WHAT IS EXPECTED:
For each line in the data below that holds "query", return a copy.

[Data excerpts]
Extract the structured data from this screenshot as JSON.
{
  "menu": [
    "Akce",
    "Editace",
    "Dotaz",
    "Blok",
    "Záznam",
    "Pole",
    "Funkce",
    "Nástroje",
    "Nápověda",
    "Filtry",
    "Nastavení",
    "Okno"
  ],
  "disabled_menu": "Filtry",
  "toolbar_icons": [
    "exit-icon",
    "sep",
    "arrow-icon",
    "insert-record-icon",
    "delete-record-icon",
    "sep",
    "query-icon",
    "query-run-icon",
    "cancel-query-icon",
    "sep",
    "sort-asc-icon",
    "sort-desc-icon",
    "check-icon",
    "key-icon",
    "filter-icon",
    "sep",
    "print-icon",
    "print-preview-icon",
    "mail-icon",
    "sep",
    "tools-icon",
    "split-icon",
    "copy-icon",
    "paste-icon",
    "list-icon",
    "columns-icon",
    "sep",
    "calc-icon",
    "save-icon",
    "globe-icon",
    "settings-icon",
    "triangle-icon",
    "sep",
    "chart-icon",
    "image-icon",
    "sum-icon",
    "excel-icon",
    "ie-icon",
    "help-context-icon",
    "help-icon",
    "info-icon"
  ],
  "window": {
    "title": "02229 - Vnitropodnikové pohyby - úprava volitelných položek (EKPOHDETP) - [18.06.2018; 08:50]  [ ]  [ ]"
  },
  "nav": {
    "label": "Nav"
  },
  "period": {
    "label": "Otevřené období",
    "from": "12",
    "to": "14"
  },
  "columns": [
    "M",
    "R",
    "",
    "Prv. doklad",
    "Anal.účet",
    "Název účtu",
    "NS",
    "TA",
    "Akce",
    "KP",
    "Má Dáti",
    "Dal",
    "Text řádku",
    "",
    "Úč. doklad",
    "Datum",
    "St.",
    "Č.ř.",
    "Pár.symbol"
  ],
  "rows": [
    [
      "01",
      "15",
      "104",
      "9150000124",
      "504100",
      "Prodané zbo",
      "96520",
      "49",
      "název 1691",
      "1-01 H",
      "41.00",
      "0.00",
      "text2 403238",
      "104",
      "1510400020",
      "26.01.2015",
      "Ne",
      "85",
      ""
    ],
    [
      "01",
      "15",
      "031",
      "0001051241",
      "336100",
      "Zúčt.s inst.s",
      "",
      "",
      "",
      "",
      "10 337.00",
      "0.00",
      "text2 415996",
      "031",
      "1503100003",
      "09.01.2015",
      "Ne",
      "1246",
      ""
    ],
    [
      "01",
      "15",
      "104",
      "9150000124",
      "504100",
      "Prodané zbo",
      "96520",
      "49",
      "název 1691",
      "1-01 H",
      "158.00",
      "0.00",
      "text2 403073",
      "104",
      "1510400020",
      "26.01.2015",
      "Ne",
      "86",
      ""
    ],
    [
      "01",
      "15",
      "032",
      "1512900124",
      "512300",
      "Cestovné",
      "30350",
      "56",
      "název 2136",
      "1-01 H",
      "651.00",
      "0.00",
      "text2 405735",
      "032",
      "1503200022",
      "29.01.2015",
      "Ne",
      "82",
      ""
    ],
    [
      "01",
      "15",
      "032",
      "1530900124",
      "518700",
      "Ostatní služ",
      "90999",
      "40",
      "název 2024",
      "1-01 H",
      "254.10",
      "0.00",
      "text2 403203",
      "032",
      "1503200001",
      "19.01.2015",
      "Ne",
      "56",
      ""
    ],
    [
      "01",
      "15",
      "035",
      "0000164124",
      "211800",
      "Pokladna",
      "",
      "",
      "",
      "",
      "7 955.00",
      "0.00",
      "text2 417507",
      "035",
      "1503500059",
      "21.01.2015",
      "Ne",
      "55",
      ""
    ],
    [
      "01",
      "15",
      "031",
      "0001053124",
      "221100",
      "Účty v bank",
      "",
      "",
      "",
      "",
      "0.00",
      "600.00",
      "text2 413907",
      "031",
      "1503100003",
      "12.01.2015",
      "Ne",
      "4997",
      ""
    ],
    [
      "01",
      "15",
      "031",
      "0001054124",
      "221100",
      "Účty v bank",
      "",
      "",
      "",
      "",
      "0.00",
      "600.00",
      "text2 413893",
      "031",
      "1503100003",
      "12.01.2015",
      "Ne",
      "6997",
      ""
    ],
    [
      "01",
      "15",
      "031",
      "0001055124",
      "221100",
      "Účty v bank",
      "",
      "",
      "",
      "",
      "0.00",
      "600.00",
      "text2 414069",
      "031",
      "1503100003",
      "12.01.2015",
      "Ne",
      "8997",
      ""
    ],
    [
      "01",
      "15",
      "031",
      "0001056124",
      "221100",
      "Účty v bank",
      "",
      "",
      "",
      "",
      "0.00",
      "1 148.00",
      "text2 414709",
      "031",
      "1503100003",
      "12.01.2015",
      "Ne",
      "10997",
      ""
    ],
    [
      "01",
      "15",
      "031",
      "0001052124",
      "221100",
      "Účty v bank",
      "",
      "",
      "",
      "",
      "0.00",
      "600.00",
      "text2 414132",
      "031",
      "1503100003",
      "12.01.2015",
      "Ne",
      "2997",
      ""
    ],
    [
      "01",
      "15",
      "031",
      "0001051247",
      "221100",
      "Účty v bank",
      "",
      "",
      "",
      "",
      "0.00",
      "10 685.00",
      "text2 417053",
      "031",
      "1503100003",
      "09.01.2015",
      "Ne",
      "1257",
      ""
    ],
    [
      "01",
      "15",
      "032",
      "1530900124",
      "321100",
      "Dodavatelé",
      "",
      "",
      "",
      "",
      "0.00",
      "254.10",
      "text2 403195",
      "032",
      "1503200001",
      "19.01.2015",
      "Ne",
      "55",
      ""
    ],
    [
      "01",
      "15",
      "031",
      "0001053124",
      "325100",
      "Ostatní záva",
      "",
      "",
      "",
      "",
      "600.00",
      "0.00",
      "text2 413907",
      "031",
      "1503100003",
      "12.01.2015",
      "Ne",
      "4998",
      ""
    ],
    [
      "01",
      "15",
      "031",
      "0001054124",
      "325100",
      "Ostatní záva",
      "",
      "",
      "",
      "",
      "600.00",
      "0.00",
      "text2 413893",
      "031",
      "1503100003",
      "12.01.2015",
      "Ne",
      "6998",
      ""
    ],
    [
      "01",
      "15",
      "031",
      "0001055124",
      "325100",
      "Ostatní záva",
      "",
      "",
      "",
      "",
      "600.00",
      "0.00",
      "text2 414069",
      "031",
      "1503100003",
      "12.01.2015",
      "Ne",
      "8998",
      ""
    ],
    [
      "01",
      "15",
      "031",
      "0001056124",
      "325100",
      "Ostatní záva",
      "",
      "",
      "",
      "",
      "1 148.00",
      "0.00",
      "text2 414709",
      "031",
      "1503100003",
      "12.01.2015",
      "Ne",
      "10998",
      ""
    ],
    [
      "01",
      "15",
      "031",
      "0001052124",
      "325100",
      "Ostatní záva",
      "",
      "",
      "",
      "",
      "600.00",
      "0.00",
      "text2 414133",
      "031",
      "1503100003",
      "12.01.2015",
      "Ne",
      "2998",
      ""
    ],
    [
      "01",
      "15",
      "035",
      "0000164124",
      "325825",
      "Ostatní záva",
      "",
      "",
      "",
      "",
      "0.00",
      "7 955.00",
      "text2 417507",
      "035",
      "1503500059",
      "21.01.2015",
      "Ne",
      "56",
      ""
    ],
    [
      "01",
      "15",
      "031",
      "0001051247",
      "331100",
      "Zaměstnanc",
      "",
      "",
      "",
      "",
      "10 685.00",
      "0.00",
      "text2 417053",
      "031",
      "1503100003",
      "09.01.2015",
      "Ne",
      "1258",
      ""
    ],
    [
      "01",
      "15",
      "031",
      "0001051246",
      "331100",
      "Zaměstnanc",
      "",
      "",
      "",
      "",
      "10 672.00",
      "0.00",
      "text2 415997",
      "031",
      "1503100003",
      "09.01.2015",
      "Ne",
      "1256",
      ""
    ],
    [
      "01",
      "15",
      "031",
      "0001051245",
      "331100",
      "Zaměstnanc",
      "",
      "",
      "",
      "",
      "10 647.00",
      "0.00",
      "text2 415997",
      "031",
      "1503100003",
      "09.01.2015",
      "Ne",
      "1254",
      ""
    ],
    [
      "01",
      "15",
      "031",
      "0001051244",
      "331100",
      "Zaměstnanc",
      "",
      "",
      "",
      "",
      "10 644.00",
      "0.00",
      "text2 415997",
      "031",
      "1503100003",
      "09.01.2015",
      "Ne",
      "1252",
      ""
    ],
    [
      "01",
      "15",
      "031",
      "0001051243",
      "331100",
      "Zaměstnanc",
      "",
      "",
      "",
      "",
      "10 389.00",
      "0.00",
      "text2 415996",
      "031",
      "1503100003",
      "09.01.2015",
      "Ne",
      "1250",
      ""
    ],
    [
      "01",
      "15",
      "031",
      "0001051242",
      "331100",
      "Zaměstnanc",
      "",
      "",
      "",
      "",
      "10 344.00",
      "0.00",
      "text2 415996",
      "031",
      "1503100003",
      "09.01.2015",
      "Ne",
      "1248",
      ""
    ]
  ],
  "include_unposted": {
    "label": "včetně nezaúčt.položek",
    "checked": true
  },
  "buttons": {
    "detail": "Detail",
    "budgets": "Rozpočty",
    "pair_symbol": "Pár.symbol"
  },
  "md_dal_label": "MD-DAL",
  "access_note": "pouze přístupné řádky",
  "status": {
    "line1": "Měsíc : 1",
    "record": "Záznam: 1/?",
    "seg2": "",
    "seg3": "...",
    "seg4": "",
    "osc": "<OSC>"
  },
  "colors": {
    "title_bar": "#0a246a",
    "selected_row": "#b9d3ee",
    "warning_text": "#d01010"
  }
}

ANSWER TO THE PROBLEM:
    "query-icon",
    "query-run-icon",
    "cancel-query-icon",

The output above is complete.